<<<<

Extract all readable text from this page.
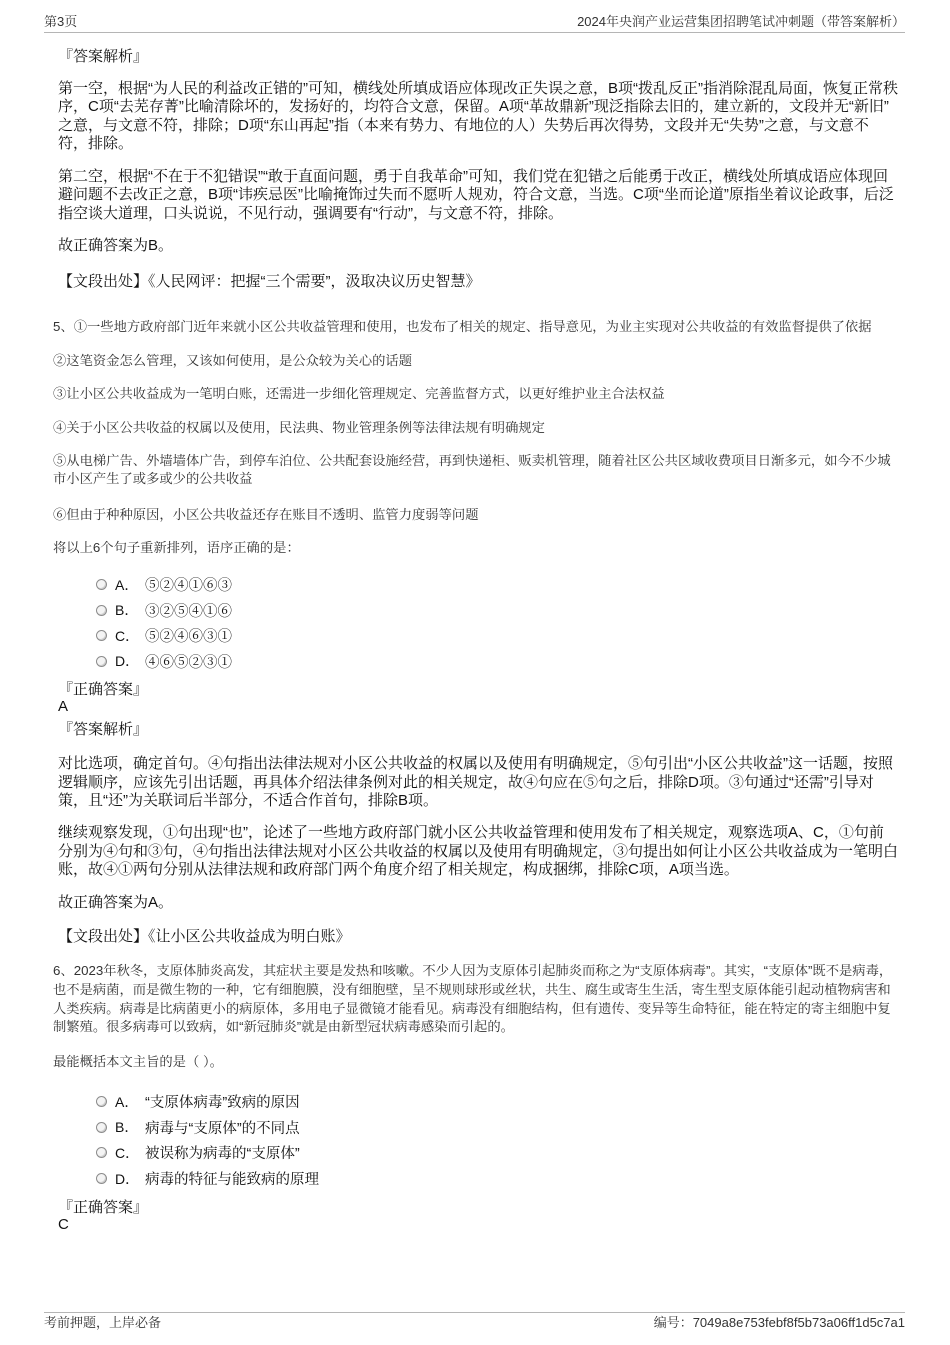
第3页	2024年央润产业运营集团招聘笔试冲刺题（带答案解析）
『答案解析』
第一空，根据“为人民的利益改正错的”可知，横线处所填成语应体现改正失误之意，B项“拨乱反正”指消除混乱局面，恢复正常秩序，C项“去芜存菁”比喻清除坏的，发扬好的，均符合文意，保留。A项“革故鼎新”现泛指除去旧的，建立新的，文段并无“新旧”之意，与文意不符，排除；D项“东山再起”指（本来有势力、有地位的人）失势后再次得势，文段并无“失势”之意，与文意不符，排除。
第二空，根据“不在于不犯错误”“敢于直面问题，勇于自我革命”可知，我们党在犯错之后能勇于改正，横线处所填成语应体现回避问题不去改正之意，B项“讳疾忌医”比喻掩饰过失而不愿听人规劝，符合文意，当选。C项“坐而论道”原指坐着议论政事，后泛指空谈大道理，口头说说，不见行动，强调要有“行动”，与文意不符，排除。
故正确答案为B。
【文段出处】《人民网评：把握“三个需要”，汲取决议历史智慧》
5、①一些地方政府部门近年来就小区公共收益管理和使用，也发布了相关的规定、指导意见，为业主实现对公共收益的有效监督提供了依据
②这笔资金怎么管理，又该如何使用，是公众较为关心的话题
③让小区公共收益成为一笔明白账，还需进一步细化管理规定、完善监督方式，以更好维护业主合法权益
④关于小区公共收益的权属以及使用，民法典、物业管理条例等法律法规有明确规定
⑤从电梯广告、外墙墙体广告，到停车泊位、公共配套设施经营，再到快递柜、贩卖机管理，随着社区公共区域收费项目日渐多元，如今不少城市小区产生了或多或少的公共收益
⑥但由于种种原因，小区公共收益还存在账目不透明、监管力度弱等问题
将以上6个句子重新排列，语序正确的是：
A． ⑤②④①⑥③
B． ③②⑤④①⑥
C． ⑤②④⑥③①
D． ④⑥⑤②③①
『正确答案』
A
『答案解析』
对比选项，确定首句。④句指出法律法规对小区公共收益的权属以及使用有明确规定，⑤句引出“小区公共收益”这一话题，按照逻辑顺序，应该先引出话题，再具体介绍法律条例对此的相关规定，故④句应在⑤句之后，排除D项。③句通过“还需”引导对策，且“还”为关联词后半部分，不适合作首句，排除B项。
继续观察发现，①句出现“也”，论述了一些地方政府部门就小区公共收益管理和使用发布了相关规定，观察选项A、C，①句前分别为④句和③句，④句指出法律法规对小区公共收益的权属以及使用有明确规定，③句提出如何让小区公共收益成为一笔明白账，故④①两句分别从法律法规和政府部门两个角度介绍了相关规定，构成捆绑，排除C项，A项当选。
故正确答案为A。
【文段出处】《让小区公共收益成为明白账》
6、2023年秋冬，支原体肺炎高发，其症状主要是发热和咳嗽。不少人因为支原体引起肺炎而称之为“支原体病毒”。其实，“支原体”既不是病毒，也不是病菌，而是微生物的一种，它有细胞膜，没有细胞壁，呈不规则球形或丝状，共生、腐生或寄生生活，寄生型支原体能引起动植物病害和人类疾病。病毒是比病菌更小的病原体，多用电子显微镜才能看见。病毒没有细胞结构，但有遗传、变异等生命特征，能在特定的寄主细胞中复制繁殖。很多病毒可以致病，如“新冠肺炎”就是由新型冠状病毒感染而引起的。
最能概括本文主旨的是（ ）。
A． “支原体病毒”致病的原因
B． 病毒与“支原体”的不同点
C． 被误称为病毒的“支原体”
D． 病毒的特征与能致病的原理
『正确答案』
C
考前押题，上岸必备	编号：7049a8e753febf8f5b73a06ff1d5c7a1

>>>>

# Task prompt
Reply with nothing but a number: how many lines of the entries above contain the string "④句指出法律法规对小区公共收益的权属以及使用有明确规定"?

# Exercise result
2